§ **BRIEF**
Exactly as written, retype the lines that run from the line holding "Parse this chart and return its data as JSON." through the end of the records below. Do not include pictures.

§ **DATA SUPPLIED**

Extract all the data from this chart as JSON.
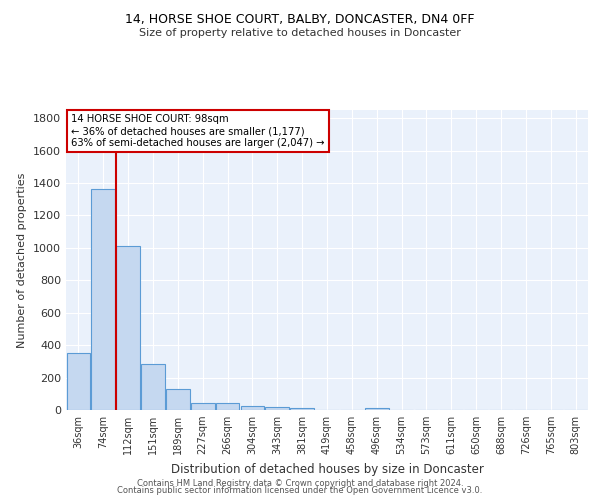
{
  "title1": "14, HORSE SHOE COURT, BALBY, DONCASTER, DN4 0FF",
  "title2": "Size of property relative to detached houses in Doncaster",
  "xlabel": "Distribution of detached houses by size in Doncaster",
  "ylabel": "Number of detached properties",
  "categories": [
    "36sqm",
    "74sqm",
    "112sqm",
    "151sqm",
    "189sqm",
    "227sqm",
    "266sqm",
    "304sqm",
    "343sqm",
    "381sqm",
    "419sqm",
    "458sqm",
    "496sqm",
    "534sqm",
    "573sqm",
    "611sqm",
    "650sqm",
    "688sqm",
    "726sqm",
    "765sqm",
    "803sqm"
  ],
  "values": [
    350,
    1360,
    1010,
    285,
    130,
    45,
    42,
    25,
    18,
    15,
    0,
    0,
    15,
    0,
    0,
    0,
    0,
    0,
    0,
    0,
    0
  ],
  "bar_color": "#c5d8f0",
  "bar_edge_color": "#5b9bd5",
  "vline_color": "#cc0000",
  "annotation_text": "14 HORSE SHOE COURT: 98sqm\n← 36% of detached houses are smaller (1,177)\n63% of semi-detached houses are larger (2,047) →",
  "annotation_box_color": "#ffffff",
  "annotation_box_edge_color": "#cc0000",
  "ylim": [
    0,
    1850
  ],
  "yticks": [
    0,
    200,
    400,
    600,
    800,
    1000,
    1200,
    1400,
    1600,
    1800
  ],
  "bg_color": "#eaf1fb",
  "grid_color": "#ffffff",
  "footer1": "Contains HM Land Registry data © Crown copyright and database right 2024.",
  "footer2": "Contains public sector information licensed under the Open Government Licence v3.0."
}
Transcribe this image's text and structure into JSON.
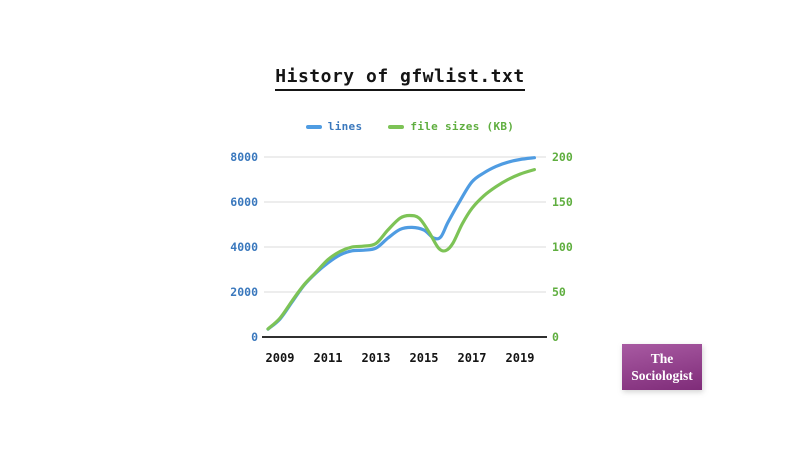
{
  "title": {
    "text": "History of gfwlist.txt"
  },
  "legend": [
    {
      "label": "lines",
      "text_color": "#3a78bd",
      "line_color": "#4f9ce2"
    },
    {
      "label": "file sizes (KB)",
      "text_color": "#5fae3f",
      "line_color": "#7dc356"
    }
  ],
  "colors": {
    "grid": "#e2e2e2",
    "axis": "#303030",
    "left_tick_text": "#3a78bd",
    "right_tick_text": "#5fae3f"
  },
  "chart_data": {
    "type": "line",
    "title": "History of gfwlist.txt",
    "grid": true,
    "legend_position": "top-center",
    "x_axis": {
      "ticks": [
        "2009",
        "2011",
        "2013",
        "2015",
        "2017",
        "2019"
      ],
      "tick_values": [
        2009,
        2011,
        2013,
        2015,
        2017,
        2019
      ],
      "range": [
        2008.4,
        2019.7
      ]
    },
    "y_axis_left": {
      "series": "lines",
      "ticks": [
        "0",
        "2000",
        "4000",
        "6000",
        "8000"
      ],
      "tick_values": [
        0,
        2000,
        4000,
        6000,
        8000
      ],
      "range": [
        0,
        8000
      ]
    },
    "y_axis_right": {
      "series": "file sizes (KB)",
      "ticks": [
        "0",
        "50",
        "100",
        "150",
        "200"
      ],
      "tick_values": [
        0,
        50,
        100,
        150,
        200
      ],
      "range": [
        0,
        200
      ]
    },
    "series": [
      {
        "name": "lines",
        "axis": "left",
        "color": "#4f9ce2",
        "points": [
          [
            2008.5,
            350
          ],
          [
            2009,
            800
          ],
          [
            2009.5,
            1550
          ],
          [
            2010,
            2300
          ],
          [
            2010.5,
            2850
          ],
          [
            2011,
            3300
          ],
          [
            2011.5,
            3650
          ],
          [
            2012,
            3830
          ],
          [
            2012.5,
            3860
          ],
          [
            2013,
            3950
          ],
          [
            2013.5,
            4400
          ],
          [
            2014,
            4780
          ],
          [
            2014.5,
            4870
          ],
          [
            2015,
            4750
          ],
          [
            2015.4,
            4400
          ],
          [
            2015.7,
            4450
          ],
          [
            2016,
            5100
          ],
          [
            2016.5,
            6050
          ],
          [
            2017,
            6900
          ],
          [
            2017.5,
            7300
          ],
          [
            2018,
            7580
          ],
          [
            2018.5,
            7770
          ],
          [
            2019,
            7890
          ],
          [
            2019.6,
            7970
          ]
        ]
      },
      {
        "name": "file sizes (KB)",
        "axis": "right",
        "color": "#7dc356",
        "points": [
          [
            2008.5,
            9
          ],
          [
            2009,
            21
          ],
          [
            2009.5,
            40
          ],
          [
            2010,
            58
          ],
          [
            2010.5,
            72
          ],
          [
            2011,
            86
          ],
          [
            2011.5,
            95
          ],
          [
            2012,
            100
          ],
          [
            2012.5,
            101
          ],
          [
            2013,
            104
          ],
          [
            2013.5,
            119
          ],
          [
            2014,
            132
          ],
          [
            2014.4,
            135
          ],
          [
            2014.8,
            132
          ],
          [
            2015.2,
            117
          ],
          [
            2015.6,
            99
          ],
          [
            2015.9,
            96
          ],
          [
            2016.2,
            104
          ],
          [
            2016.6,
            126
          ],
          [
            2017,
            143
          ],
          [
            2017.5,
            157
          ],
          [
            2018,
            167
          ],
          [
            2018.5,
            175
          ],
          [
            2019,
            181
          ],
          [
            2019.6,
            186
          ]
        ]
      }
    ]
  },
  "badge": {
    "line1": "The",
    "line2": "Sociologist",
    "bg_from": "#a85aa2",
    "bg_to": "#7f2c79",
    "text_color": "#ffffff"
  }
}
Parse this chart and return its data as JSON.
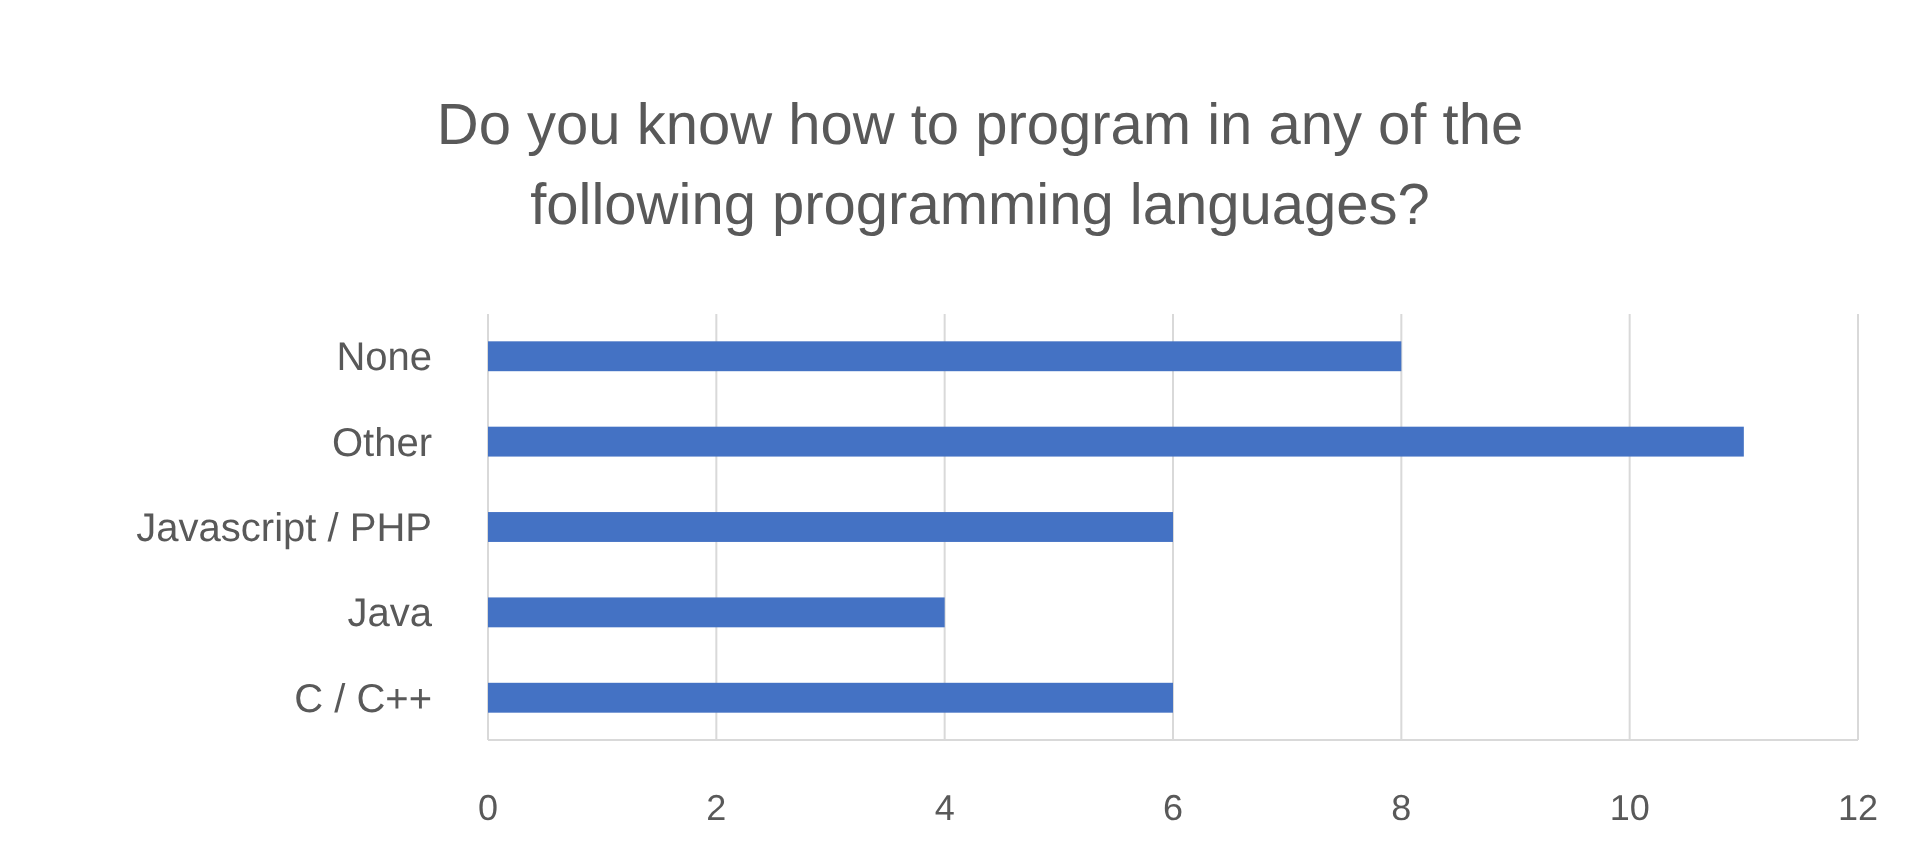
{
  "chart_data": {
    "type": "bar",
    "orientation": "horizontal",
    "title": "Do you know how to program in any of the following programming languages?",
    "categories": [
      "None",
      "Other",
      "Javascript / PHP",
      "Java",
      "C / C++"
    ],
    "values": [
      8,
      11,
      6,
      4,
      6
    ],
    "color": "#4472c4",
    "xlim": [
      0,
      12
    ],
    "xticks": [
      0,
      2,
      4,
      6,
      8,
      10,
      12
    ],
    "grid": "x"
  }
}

§ **PROBLEM SOLUTION**
Parse this chart and return its data as JSON.
{
  "chart_data": {
    "type": "bar",
    "orientation": "horizontal",
    "title": "Do you know how to program in any of the following programming languages?",
    "categories": [
      "None",
      "Other",
      "Javascript / PHP",
      "Java",
      "C / C++"
    ],
    "values": [
      8,
      11,
      6,
      4,
      6
    ],
    "color": "#4472c4",
    "xlim": [
      0,
      12
    ],
    "xticks": [
      0,
      2,
      4,
      6,
      8,
      10,
      12
    ],
    "grid": "x"
  }
}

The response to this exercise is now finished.